(Dataset entries)
■ ■ ■ ■ ■ ■ ■

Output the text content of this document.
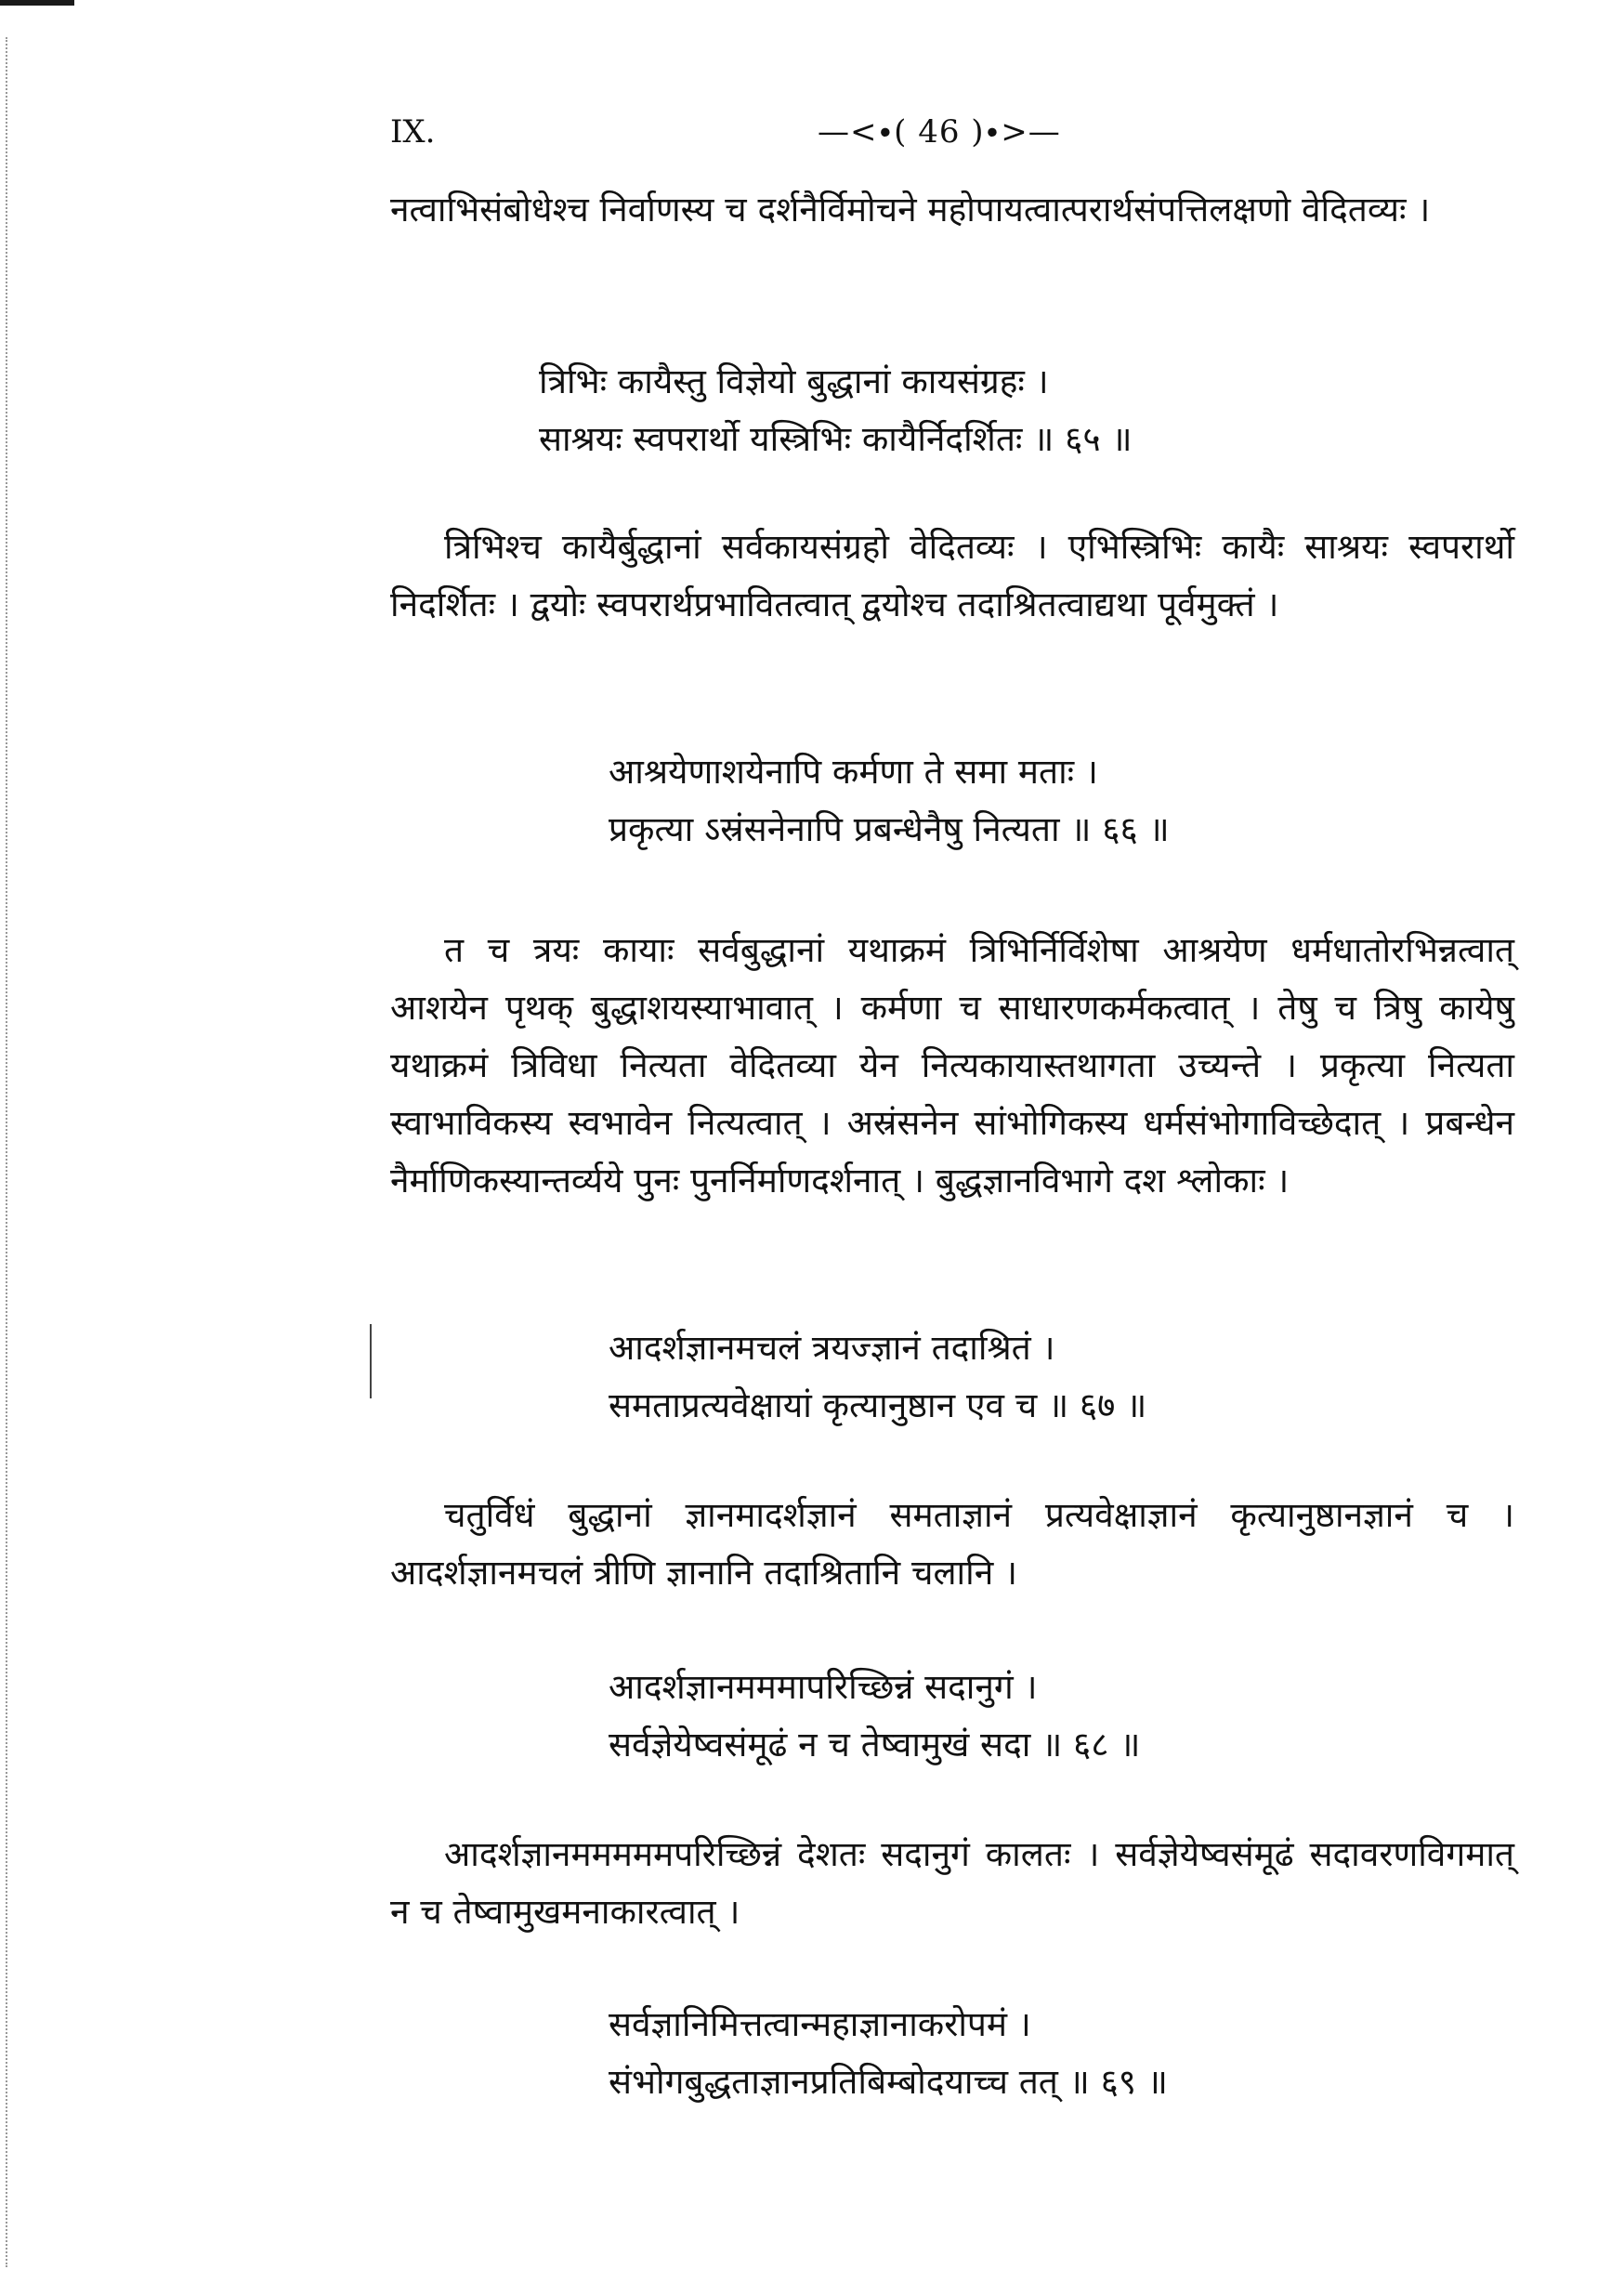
IX.	—<∙( 46 )∙>—

नत्वाभिसंबोधेश्च निर्वाणस्य च दर्शनैर्विमोचने महोपायत्वात्परार्थसंपत्तिलक्षणो वेदितव्यः ।

त्रिभिः कायैस्तु विज्ञेयो बुद्धानां कायसंग्रहः ।
साश्रयः स्वपरार्थो यस्त्रिभिः कायैर्निदर्शितः ॥ ६५ ॥

त्रिभिश्च कायैर्बुद्धानां सर्वकायसंग्रहो वेदितव्यः । एभिस्त्रिभिः कायैः साश्रयः स्वपरार्थो निदर्शितः । द्वयोः स्वपरार्थप्रभावितत्वात् द्वयोश्च तदाश्रितत्वाद्यथा पूर्वमुक्तं ।

आश्रयेणाशयेनापि कर्मणा ते समा मताः ।
प्रकृत्या ऽस्रंसनेनापि प्रबन्धेनैषु नित्यता ॥ ६६ ॥

त च त्रयः कायाः सर्वबुद्धानां यथाक्रमं त्रिभिर्निर्विशेषा आश्रयेण धर्मधातोरभिन्नत्वात् आशयेन पृथक् बुद्धाशयस्याभावात् । कर्मणा च साधारणकर्मकत्वात् । तेषु च त्रिषु कायेषु यथाक्रमं त्रिविधा नित्यता वेदितव्या येन नित्यकायास्तथागता उच्यन्ते । प्रकृत्या नित्यता स्वाभाविकस्य स्वभावेन नित्यत्वात् । अस्रंसनेन सांभोगिकस्य धर्मसंभोगाविच्छेदात् । प्रबन्धेन नैर्माणिकस्यान्तर्व्यये पुनः पुनर्निर्माणदर्शनात् । बुद्धज्ञानविभागे दश श्लोकाः ।

आदर्शज्ञानमचलं त्रयज्ज्ञानं तदाश्रितं ।
समताप्रत्यवेक्षायां कृत्यानुष्ठान एव च ॥ ६७ ॥

चतुर्विधं बुद्धानां ज्ञानमादर्शज्ञानं समताज्ञानं प्रत्यवेक्षाज्ञानं कृत्यानुष्ठानज्ञानं च । आदर्शज्ञानमचलं त्रीणि ज्ञानानि तदाश्रितानि चलानि ।

आदर्शज्ञानमममापरिच्छिन्नं सदानुगं ।
सर्वज्ञेयेष्वसंमूढं न च तेष्वामुखं सदा ॥ ६८ ॥

आदर्शज्ञानमममममपरिच्छिन्नं देशतः सदानुगं कालतः । सर्वज्ञेयेष्वसंमूढं सदावरणविगमात् न च तेष्वामुखमनाकारत्वात् ।

सर्वज्ञानिमित्तत्वान्महाज्ञानाकरोपमं ।
संभोगबुद्धताज्ञानप्रतिबिम्बोदयाच्च तत् ॥ ६९ ॥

■ ■ ■ ■ ■ ■ ■

◆ TASK TO COMPLETE:
What comes back should match the records exactly, minus any pictures.

◆ SOLUTION TO THIS PROBLEM:
Output the text content of this document.
IX.	—<∙( 46 )∙>—

नत्वाभिसंबोधेश्च निर्वाणस्य च दर्शनैर्विमोचने महोपायत्वात्परार्थसंपत्तिलक्षणो वेदितव्यः ।

त्रिभिः कायैस्तु विज्ञेयो बुद्धानां कायसंग्रहः ।
साश्रयः स्वपरार्थो यस्त्रिभिः कायैर्निदर्शितः ॥ ६५ ॥

त्रिभिश्च कायैर्बुद्धानां सर्वकायसंग्रहो वेदितव्यः । एभिस्त्रिभिः कायैः साश्रयः स्वपरार्थो निदर्शितः । द्वयोः स्वपरार्थप्रभावितत्वात् द्वयोश्च तदाश्रितत्वाद्यथा पूर्वमुक्तं ।

आश्रयेणाशयेनापि कर्मणा ते समा मताः ।
प्रकृत्या ऽस्रंसनेनापि प्रबन्धेनैषु नित्यता ॥ ६६ ॥

त च त्रयः कायाः सर्वबुद्धानां यथाक्रमं त्रिभिर्निर्विशेषा आश्रयेण धर्मधातोरभिन्नत्वात् आशयेन पृथक् बुद्धाशयस्याभावात् । कर्मणा च साधारणकर्मकत्वात् । तेषु च त्रिषु कायेषु यथाक्रमं त्रिविधा नित्यता वेदितव्या येन नित्यकायास्तथागता उच्यन्ते । प्रकृत्या नित्यता स्वाभाविकस्य स्वभावेन नित्यत्वात् । अस्रंसनेन सांभोगिकस्य धर्मसंभोगाविच्छेदात् । प्रबन्धेन नैर्माणिकस्यान्तर्व्यये पुनः पुनर्निर्माणदर्शनात् । बुद्धज्ञानविभागे दश श्लोकाः ।

आदर्शज्ञानमचलं त्रयज्ज्ञानं तदाश्रितं ।
समताप्रत्यवेक्षायां कृत्यानुष्ठान एव च ॥ ६७ ॥

चतुर्विधं बुद्धानां ज्ञानमादर्शज्ञानं समताज्ञानं प्रत्यवेक्षाज्ञानं कृत्यानुष्ठानज्ञानं च । आदर्शज्ञानमचलं त्रीणि ज्ञानानि तदाश्रितानि चलानि ।

आदर्शज्ञानमममापरिच्छिन्नं सदानुगं ।
सर्वज्ञेयेष्वसंमूढं न च तेष्वामुखं सदा ॥ ६८ ॥

आदर्शज्ञानमममममपरिच्छिन्नं देशतः सदानुगं कालतः । सर्वज्ञेयेष्वसंमूढं सदावरणविगमात् न च तेष्वामुखमनाकारत्वात् ।

सर्वज्ञानिमित्तत्वान्महाज्ञानाकरोपमं ।
संभोगबुद्धताज्ञानप्रतिबिम्बोदयाच्च तत् ॥ ६९ ॥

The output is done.